-- Information provided start --

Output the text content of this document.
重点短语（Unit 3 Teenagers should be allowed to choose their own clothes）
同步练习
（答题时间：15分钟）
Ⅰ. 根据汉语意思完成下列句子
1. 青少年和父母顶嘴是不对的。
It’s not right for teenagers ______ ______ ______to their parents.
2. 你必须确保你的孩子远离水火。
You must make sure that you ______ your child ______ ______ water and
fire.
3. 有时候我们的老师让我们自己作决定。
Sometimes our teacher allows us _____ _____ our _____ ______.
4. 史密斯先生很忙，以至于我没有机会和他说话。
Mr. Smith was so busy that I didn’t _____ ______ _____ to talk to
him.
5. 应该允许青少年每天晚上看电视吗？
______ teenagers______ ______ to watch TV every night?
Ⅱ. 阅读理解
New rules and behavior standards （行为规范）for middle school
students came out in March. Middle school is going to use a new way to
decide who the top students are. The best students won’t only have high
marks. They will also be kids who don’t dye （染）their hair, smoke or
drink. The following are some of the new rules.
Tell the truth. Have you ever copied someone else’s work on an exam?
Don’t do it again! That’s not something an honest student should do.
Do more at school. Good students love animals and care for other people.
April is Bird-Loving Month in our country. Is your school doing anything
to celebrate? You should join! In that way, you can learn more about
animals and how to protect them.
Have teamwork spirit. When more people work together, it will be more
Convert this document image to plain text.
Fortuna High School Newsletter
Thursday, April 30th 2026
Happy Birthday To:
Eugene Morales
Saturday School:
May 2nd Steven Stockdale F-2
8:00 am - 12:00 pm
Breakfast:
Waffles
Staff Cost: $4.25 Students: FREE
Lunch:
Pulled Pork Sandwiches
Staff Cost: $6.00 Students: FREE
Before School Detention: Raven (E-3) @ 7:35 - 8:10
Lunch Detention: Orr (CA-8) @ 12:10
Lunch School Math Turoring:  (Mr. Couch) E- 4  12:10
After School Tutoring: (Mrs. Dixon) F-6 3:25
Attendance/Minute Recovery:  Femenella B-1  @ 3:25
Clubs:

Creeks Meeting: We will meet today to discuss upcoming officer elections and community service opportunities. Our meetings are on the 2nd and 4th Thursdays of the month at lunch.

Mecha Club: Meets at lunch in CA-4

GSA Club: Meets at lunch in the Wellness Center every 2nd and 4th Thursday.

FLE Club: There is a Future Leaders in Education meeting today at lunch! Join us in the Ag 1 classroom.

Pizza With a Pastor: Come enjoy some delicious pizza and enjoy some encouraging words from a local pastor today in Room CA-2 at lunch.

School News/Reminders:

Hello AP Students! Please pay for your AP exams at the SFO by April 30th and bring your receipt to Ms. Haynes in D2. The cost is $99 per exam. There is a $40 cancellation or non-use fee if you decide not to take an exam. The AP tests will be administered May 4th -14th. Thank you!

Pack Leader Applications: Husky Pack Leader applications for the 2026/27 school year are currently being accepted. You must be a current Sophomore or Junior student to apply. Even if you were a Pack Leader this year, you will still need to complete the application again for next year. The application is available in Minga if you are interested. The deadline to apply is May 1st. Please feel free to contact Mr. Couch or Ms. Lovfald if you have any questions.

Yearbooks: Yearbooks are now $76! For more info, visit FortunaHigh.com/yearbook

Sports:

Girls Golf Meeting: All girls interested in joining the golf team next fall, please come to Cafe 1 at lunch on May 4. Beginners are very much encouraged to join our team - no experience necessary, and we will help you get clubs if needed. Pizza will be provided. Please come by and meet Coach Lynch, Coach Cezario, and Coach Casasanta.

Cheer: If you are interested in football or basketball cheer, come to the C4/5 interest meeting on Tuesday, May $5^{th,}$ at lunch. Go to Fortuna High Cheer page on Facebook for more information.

-- Information provided end --
-- Information provided start --

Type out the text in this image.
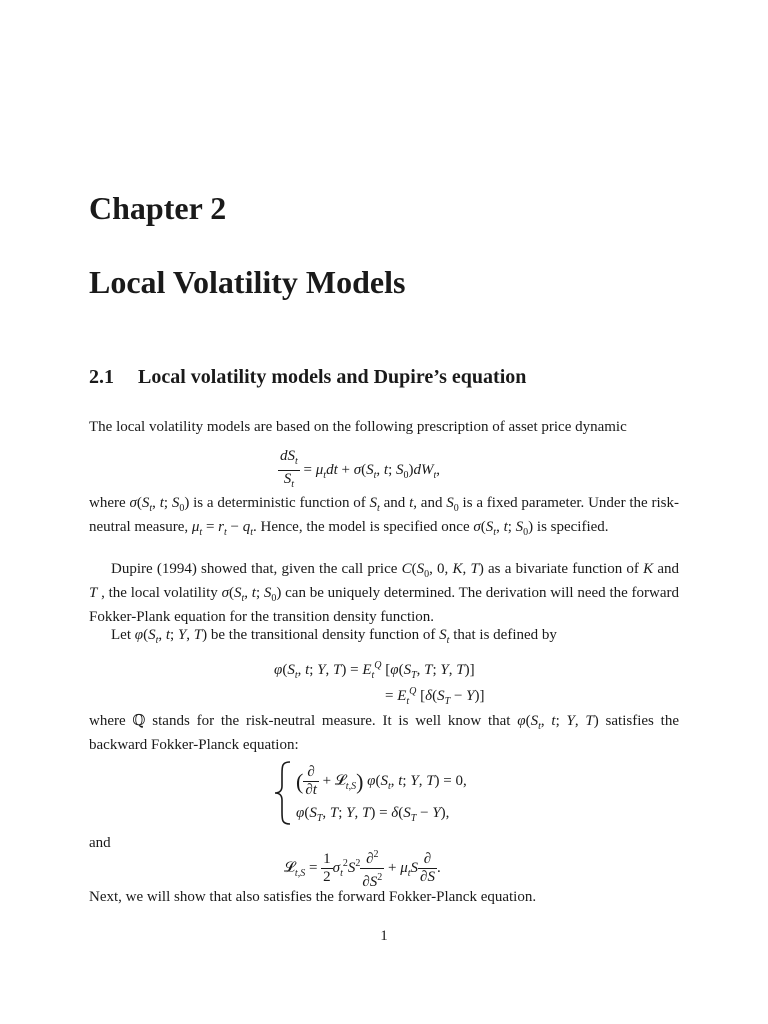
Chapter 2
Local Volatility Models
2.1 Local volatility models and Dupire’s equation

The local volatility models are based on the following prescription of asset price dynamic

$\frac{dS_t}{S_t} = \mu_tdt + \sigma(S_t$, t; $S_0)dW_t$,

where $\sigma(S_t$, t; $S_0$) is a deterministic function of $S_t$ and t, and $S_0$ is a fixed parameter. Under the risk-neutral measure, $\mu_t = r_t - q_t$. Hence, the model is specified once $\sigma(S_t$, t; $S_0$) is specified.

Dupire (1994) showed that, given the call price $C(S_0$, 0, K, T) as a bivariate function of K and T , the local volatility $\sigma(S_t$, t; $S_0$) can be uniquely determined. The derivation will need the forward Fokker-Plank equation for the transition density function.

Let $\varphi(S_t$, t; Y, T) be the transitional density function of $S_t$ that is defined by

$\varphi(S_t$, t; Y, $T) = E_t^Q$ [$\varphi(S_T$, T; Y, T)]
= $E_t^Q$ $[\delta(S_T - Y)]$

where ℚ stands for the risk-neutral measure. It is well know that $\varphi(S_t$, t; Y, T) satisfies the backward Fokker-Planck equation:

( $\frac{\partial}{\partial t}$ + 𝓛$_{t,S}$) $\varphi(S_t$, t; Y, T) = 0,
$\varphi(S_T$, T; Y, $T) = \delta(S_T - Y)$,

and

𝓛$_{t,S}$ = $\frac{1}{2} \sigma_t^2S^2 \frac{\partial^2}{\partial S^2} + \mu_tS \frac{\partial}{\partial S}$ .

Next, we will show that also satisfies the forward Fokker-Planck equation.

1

-- Information provided end --

### Problem statement:
In the lines above, find each one with "measure" and list it.

### Final answer:
where $\sigma(S_t$, t; $S_0$) is a deterministic function of $S_t$ and t, and $S_0$ is a fixed parameter. Under the risk-neutral measure, $\mu_t = r_t - q_t$. Hence, the model is specified once $\sigma(S_t$, t; $S_0$) is specified.
where ℚ stands for the risk-neutral measure. It is well know that $\varphi(S_t$, t; Y, T) satisfies the backward Fokker-Planck equation:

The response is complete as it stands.